Task inputs:
★ ★ ★ ★ ★ ★ ★

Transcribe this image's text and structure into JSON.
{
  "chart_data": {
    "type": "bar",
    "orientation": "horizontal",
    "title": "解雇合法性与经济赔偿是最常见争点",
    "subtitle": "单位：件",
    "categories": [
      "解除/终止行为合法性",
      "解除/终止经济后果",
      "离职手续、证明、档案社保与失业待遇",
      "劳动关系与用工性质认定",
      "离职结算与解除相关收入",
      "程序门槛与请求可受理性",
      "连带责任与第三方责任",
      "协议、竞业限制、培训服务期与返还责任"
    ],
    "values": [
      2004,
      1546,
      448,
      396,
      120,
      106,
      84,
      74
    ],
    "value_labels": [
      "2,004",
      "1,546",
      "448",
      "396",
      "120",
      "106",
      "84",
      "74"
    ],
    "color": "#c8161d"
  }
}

★ ★ ★ ★ ★ ★ ★

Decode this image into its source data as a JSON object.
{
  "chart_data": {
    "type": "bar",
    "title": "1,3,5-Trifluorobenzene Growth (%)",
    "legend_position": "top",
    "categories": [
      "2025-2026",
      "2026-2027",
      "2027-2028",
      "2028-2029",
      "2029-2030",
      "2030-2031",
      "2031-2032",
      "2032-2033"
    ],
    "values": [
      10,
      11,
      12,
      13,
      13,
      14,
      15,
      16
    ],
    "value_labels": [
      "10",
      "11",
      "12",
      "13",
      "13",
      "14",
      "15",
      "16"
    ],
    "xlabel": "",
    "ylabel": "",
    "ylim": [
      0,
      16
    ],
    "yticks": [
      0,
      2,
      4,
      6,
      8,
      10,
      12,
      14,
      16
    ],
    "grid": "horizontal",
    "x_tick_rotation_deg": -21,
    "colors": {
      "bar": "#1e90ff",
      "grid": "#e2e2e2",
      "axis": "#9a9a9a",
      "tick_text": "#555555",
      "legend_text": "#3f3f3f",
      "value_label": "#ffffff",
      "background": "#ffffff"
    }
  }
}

★ ★ ★ ★ ★ ★ ★

The exercise: Locate the lines above that contain "JSON" and copy them.

Result:
Transcribe this image's text and structure into JSON.
Decode this image into its source data as a JSON object.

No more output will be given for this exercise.